> Required task
Reproduce each record below exactly as written.

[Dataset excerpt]
[Start]

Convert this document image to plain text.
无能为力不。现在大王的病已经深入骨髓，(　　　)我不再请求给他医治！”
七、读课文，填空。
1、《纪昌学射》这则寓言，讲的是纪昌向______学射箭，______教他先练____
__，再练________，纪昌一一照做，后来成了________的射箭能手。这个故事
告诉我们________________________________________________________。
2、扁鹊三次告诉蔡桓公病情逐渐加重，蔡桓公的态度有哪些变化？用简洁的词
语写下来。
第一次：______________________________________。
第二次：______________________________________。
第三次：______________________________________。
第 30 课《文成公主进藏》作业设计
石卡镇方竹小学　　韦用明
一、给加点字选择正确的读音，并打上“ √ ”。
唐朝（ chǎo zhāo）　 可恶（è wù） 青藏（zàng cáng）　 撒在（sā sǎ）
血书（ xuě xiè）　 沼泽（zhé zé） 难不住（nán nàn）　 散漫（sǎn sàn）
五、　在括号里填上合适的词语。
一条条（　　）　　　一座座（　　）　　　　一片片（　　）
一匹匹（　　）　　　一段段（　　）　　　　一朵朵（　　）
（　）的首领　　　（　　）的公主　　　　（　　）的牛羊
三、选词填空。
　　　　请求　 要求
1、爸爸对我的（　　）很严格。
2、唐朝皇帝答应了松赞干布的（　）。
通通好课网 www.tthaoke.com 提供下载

[End]

> Response
Convert this document image to plain text.
无能为力不。现在大王的病已经深入骨髓，(　　　)我不再请求给他医治！”
七、读课文，填空。
1、《纪昌学射》这则寓言，讲的是纪昌向______学射箭，______教他先练____
__，再练________，纪昌一一照做，后来成了________的射箭能手。这个故事
告诉我们________________________________________________________。
2、扁鹊三次告诉蔡桓公病情逐渐加重，蔡桓公的态度有哪些变化？用简洁的词
语写下来。
第一次：______________________________________。
第二次：______________________________________。
第三次：______________________________________。
第 30 课《文成公主进藏》作业设计
石卡镇方竹小学　　韦用明
一、给加点字选择正确的读音，并打上“ √ ”。
唐朝（ chǎo zhāo）　 可恶（è wù） 青藏（zàng cáng）　 撒在（sā sǎ）
血书（ xuě xiè）　 沼泽（zhé zé） 难不住（nán nàn）　 散漫（sǎn sàn）
五、　在括号里填上合适的词语。
一条条（　　）　　　一座座（　　）　　　　一片片（　　）
一匹匹（　　）　　　一段段（　　）　　　　一朵朵（　　）
（　）的首领　　　（　　）的公主　　　　（　　）的牛羊
三、选词填空。
　　　　请求　 要求
1、爸爸对我的（　　）很严格。
2、唐朝皇帝答应了松赞干布的（　）。
通通好课网 www.tthaoke.com 提供下载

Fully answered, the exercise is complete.